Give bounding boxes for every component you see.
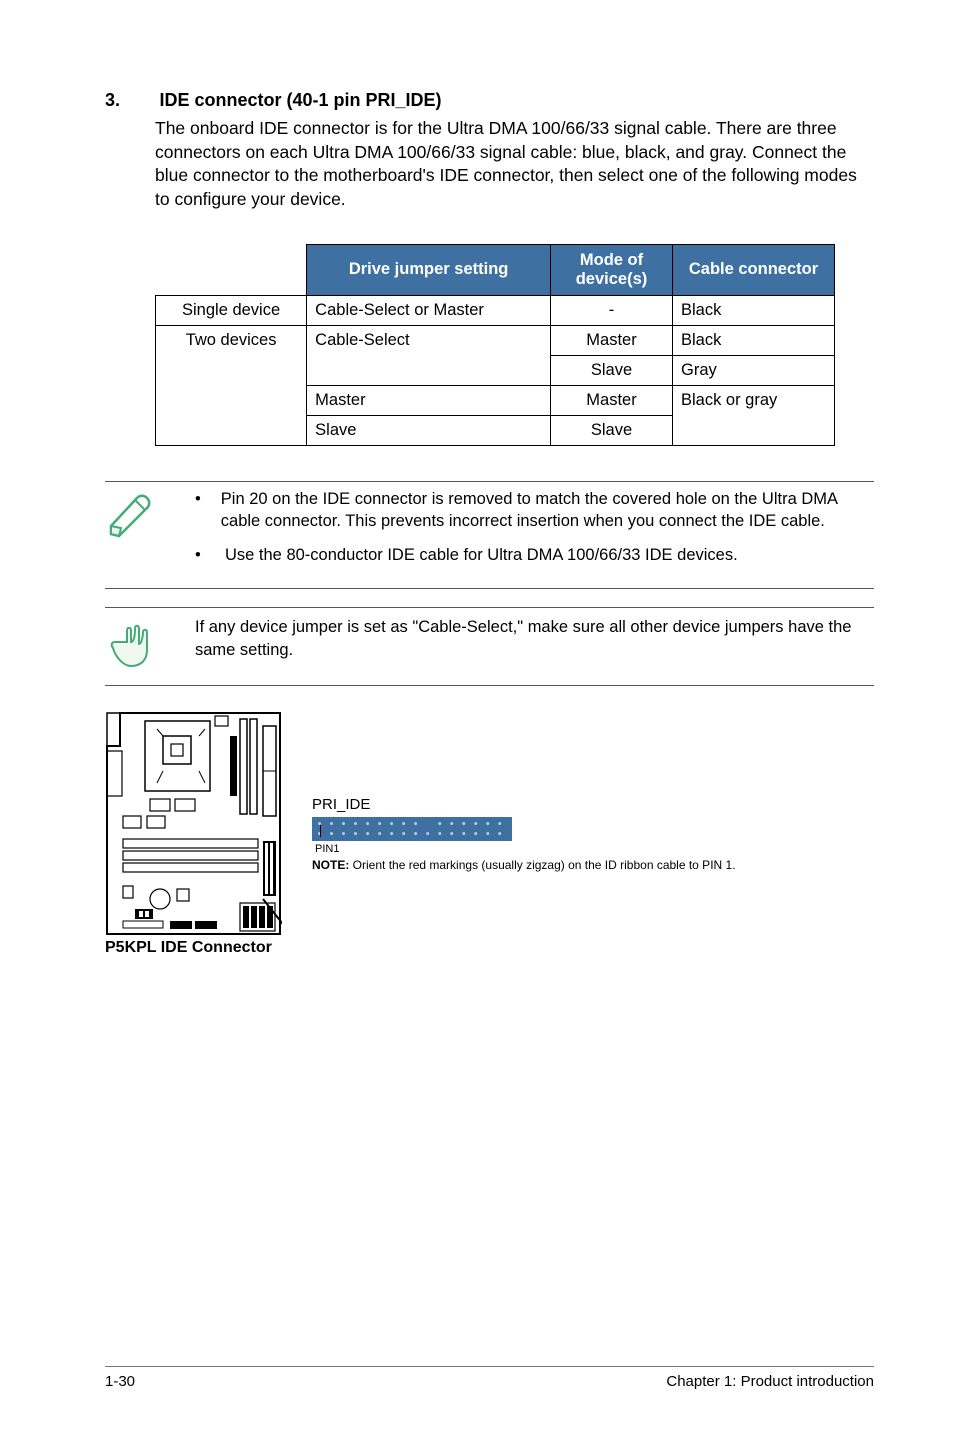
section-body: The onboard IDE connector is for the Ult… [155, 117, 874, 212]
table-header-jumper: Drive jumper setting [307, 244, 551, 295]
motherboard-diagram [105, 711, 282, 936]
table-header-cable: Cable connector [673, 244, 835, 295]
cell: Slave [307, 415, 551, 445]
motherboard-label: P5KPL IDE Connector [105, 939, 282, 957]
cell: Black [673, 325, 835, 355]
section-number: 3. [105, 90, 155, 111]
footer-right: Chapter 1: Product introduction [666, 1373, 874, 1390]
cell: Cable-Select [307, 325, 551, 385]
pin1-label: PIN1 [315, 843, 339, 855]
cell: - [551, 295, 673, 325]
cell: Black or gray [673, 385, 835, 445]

=-=-=-=-=

■ **SHORT EXERCISE**:
Write out every line of the records above word for word, leaving out the pictures.

■ **ANSWER TO THIS TASK**:
Give bounding boxes for every component you see.
section-body: The onboard IDE connector is for the Ult… [155, 117, 874, 212]
table-header-jumper: Drive jumper setting [307, 244, 551, 295]
motherboard-diagram [105, 711, 282, 936]
table-header-cable: Cable connector [673, 244, 835, 295]
cell: Slave [307, 415, 551, 445]
motherboard-label: P5KPL IDE Connector [105, 939, 282, 957]
cell: Black [673, 325, 835, 355]
section-number: 3. [105, 90, 155, 111]
footer-right: Chapter 1: Product introduction [666, 1373, 874, 1390]
cell: Cable-Select [307, 325, 551, 385]
pin1-label: PIN1 [315, 843, 339, 855]
cell: - [551, 295, 673, 325]
cell: Black or gray [673, 385, 835, 445]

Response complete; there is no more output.